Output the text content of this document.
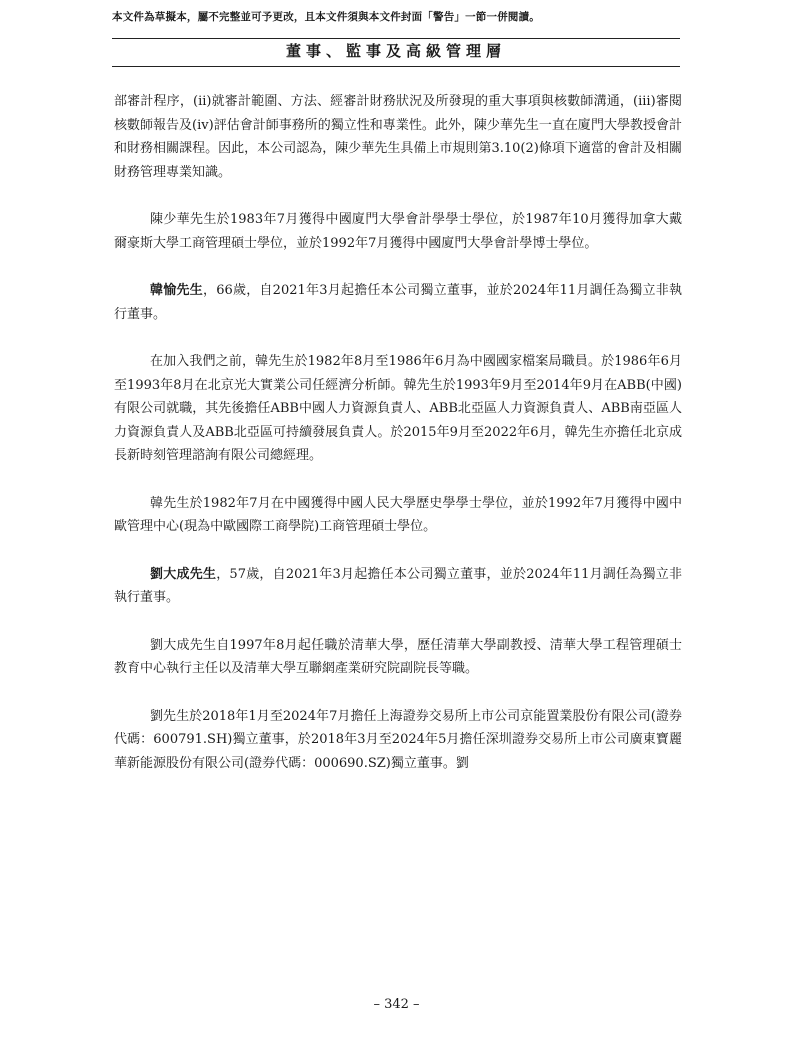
本文件為草擬本，屬不完整並可予更改，且本文件須與本文件封面「警告」一節一併閱讀。
董事、監事及高級管理層

部審計程序，(ii)就審計範圍、方法、經審計財務狀況及所發現的重大事項與核數師溝通，(iii)審閱核數師報告及(iv)評估會計師事務所的獨立性和專業性。此外，陳少華先生一直在廈門大學教授會計和財務相關課程。因此，本公司認為，陳少華先生具備上市規則第3.10(2)條項下適當的會計及相關財務管理專業知識。

陳少華先生於1983年7月獲得中國廈門大學會計學學士學位，於1987年10月獲得加拿大戴爾豪斯大學工商管理碩士學位，並於1992年7月獲得中國廈門大學會計學博士學位。

韓愉先生，66歲，自2021年3月起擔任本公司獨立董事，並於2024年11月調任為獨立非執行董事。

在加入我們之前，韓先生於1982年8月至1986年6月為中國國家檔案局職員。於1986年6月至1993年8月在北京光大實業公司任經濟分析師。韓先生於1993年9月至2014年9月在ABB(中國)有限公司就職，其先後擔任ABB中國人力資源負責人、ABB北亞區人力資源負責人、ABB南亞區人力資源負責人及ABB北亞區可持續發展負責人。於2015年9月至2022年6月，韓先生亦擔任北京成長新時刻管理諮詢有限公司總經理。

韓先生於1982年7月在中國獲得中國人民大學歷史學學士學位，並於1992年7月獲得中國中歐管理中心(現為中歐國際工商學院)工商管理碩士學位。

劉大成先生，57歲，自2021年3月起擔任本公司獨立董事，並於2024年11月調任為獨立非執行董事。

劉大成先生自1997年8月起任職於清華大學，歷任清華大學副教授、清華大學工程管理碩士教育中心執行主任以及清華大學互聯網產業研究院副院長等職。

劉先生於2018年1月至2024年7月擔任上海證券交易所上市公司京能置業股份有限公司(證券代碼：600791.SH)獨立董事，於2018年3月至2024年5月擔任深圳證券交易所上市公司廣東寶麗華新能源股份有限公司(證券代碼：000690.SZ)獨立董事。劉

– 342 –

· · · · ·

Extract the entries in full, exactly as they are, minus the pictures.

Output the text content of this document.
本文件為草擬本，屬不完整並可予更改，且本文件須與本文件封面「警告」一節一併閱讀。
董事、監事及高級管理層

部審計程序，(ii)就審計範圍、方法、經審計財務狀況及所發現的重大事項與核數師溝通，(iii)審閱核數師報告及(iv)評估會計師事務所的獨立性和專業性。此外，陳少華先生一直在廈門大學教授會計和財務相關課程。因此，本公司認為，陳少華先生具備上市規則第3.10(2)條項下適當的會計及相關財務管理專業知識。

陳少華先生於1983年7月獲得中國廈門大學會計學學士學位，於1987年10月獲得加拿大戴爾豪斯大學工商管理碩士學位，並於1992年7月獲得中國廈門大學會計學博士學位。

韓愉先生，66歲，自2021年3月起擔任本公司獨立董事，並於2024年11月調任為獨立非執行董事。

在加入我們之前，韓先生於1982年8月至1986年6月為中國國家檔案局職員。於1986年6月至1993年8月在北京光大實業公司任經濟分析師。韓先生於1993年9月至2014年9月在ABB(中國)有限公司就職，其先後擔任ABB中國人力資源負責人、ABB北亞區人力資源負責人、ABB南亞區人力資源負責人及ABB北亞區可持續發展負責人。於2015年9月至2022年6月，韓先生亦擔任北京成長新時刻管理諮詢有限公司總經理。

韓先生於1982年7月在中國獲得中國人民大學歷史學學士學位，並於1992年7月獲得中國中歐管理中心(現為中歐國際工商學院)工商管理碩士學位。

劉大成先生，57歲，自2021年3月起擔任本公司獨立董事，並於2024年11月調任為獨立非執行董事。

劉大成先生自1997年8月起任職於清華大學，歷任清華大學副教授、清華大學工程管理碩士教育中心執行主任以及清華大學互聯網產業研究院副院長等職。

劉先生於2018年1月至2024年7月擔任上海證券交易所上市公司京能置業股份有限公司(證券代碼：600791.SH)獨立董事，於2018年3月至2024年5月擔任深圳證券交易所上市公司廣東寶麗華新能源股份有限公司(證券代碼：000690.SZ)獨立董事。劉

– 342 –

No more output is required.